## Written request
Reproduce the lines of the material exactly, excluding every image.
── Information supplied
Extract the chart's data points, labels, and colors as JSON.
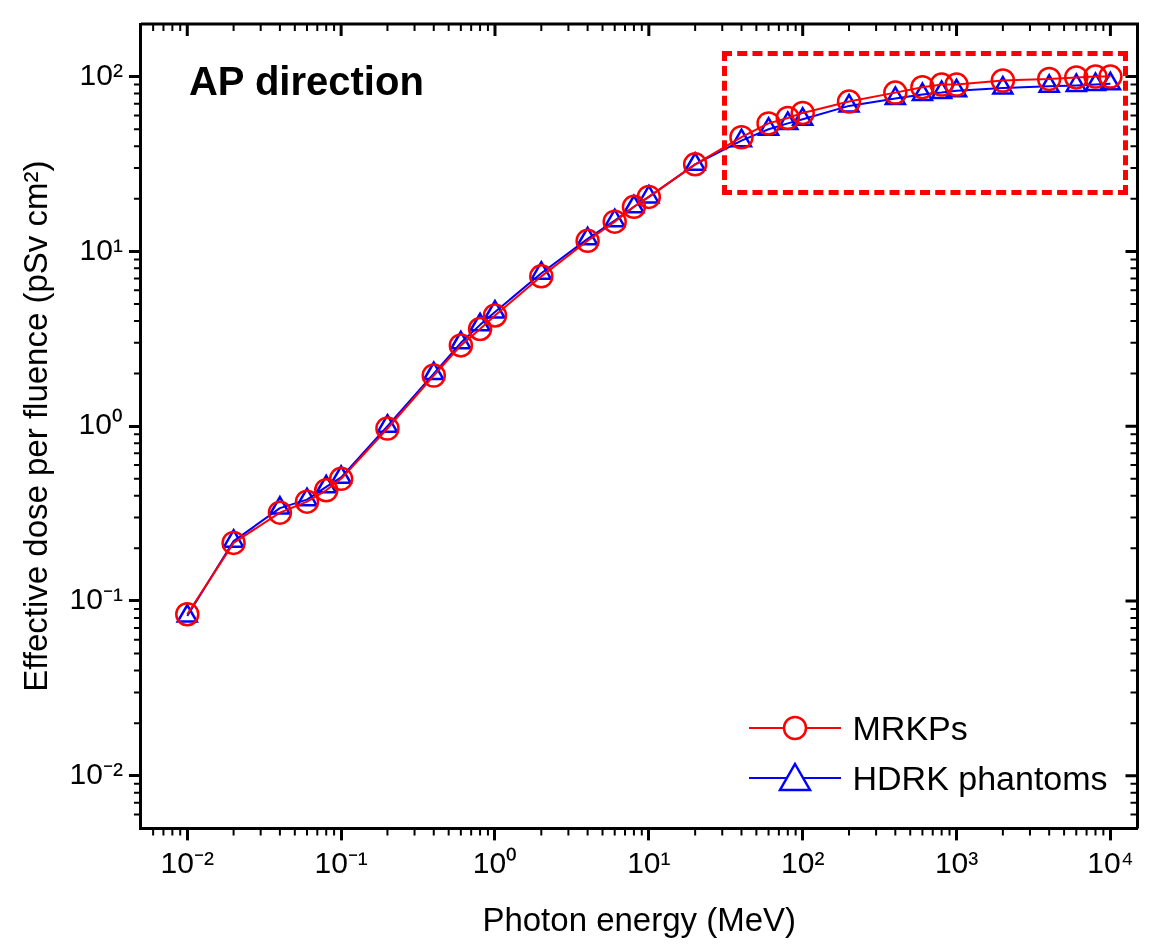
{
  "chart_data": {
    "type": "line",
    "title": "AP direction",
    "xlabel": "Photon energy (MeV)",
    "ylabel": "Effective dose per fluence (pSv cm²)",
    "x": [
      0.01,
      0.02,
      0.04,
      0.06,
      0.08,
      0.1,
      0.2,
      0.4,
      0.6,
      0.8,
      1,
      2,
      4,
      6,
      8,
      10,
      20,
      40,
      60,
      80,
      100,
      200,
      400,
      600,
      800,
      1000,
      2000,
      4000,
      6000,
      8000,
      10000
    ],
    "series": [
      {
        "name": "MRKPs",
        "color": "#ff0000",
        "marker": "circle",
        "values": [
          0.084,
          0.215,
          0.32,
          0.37,
          0.43,
          0.5,
          0.97,
          1.95,
          2.9,
          3.6,
          4.3,
          7.2,
          11.5,
          14.8,
          18,
          20.5,
          31.5,
          45,
          54,
          58,
          62,
          72,
          81,
          87,
          90,
          90,
          95,
          97,
          99,
          100,
          100
        ]
      },
      {
        "name": "HDRK phantoms",
        "color": "#0000ff",
        "marker": "triangle",
        "values": [
          0.082,
          0.22,
          0.34,
          0.38,
          0.45,
          0.51,
          1.0,
          2.0,
          3.0,
          3.8,
          4.5,
          7.5,
          11.8,
          15,
          18,
          20.5,
          31.5,
          43,
          50,
          54,
          57,
          68,
          75,
          79,
          81,
          83,
          86,
          88,
          89,
          90,
          91
        ]
      }
    ],
    "log": "xy",
    "grid": false,
    "legend": "bottom right",
    "line_style": "solid",
    "xlim": [
      0.005,
      15000
    ],
    "xticks": [
      {
        "value": 0.01,
        "label": "10⁻²"
      },
      {
        "value": 0.1,
        "label": "10⁻¹"
      },
      {
        "value": 1,
        "label": "10⁰"
      },
      {
        "value": 10,
        "label": "10¹"
      },
      {
        "value": 100,
        "label": "10²"
      },
      {
        "value": 1000,
        "label": "10³"
      },
      {
        "value": 10000,
        "label": "10⁴"
      }
    ],
    "ylim": [
      0.005,
      200
    ],
    "yticks": [
      {
        "value": 0.01,
        "label": "10⁻²"
      },
      {
        "value": 0.1,
        "label": "10⁻¹"
      },
      {
        "value": 1,
        "label": "10⁰"
      },
      {
        "value": 10,
        "label": "10¹"
      },
      {
        "value": 100,
        "label": "10²"
      }
    ]
  }
}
────
## Task solution
Extract the chart's data points, labels, and colors as JSON.
{
  "chart_data": {
    "type": "line",
    "title": "AP direction",
    "xlabel": "Photon energy (MeV)",
    "ylabel": "Effective dose per fluence (pSv cm²)",
    "x": [
      0.01,
      0.02,
      0.04,
      0.06,
      0.08,
      0.1,
      0.2,
      0.4,
      0.6,
      0.8,
      1,
      2,
      4,
      6,
      8,
      10,
      20,
      40,
      60,
      80,
      100,
      200,
      400,
      600,
      800,
      1000,
      2000,
      4000,
      6000,
      8000,
      10000
    ],
    "series": [
      {
        "name": "MRKPs",
        "color": "#ff0000",
        "marker": "circle",
        "values": [
          0.084,
          0.215,
          0.32,
          0.37,
          0.43,
          0.5,
          0.97,
          1.95,
          2.9,
          3.6,
          4.3,
          7.2,
          11.5,
          14.8,
          18,
          20.5,
          31.5,
          45,
          54,
          58,
          62,
          72,
          81,
          87,
          90,
          90,
          95,
          97,
          99,
          100,
          100
        ]
      },
      {
        "name": "HDRK phantoms",
        "color": "#0000ff",
        "marker": "triangle",
        "values": [
          0.082,
          0.22,
          0.34,
          0.38,
          0.45,
          0.51,
          1.0,
          2.0,
          3.0,
          3.8,
          4.5,
          7.5,
          11.8,
          15,
          18,
          20.5,
          31.5,
          43,
          50,
          54,
          57,
          68,
          75,
          79,
          81,
          83,
          86,
          88,
          89,
          90,
          91
        ]
      }
    ],
    "log": "xy",
    "grid": false,
    "legend": "bottom right",
    "line_style": "solid",
    "xlim": [
      0.005,
      15000
    ],
    "xticks": [
      {
        "value": 0.01,
        "label": "10⁻²"
      },
      {
        "value": 0.1,
        "label": "10⁻¹"
      },
      {
        "value": 1,
        "label": "10⁰"
      },
      {
        "value": 10,
        "label": "10¹"
      },
      {
        "value": 100,
        "label": "10²"
      },
      {
        "value": 1000,
        "label": "10³"
      },
      {
        "value": 10000,
        "label": "10⁴"
      }
    ],
    "ylim": [
      0.005,
      200
    ],
    "yticks": [
      {
        "value": 0.01,
        "label": "10⁻²"
      },
      {
        "value": 0.1,
        "label": "10⁻¹"
      },
      {
        "value": 1,
        "label": "10⁰"
      },
      {
        "value": 10,
        "label": "10¹"
      },
      {
        "value": 100,
        "label": "10²"
      }
    ]
  }
}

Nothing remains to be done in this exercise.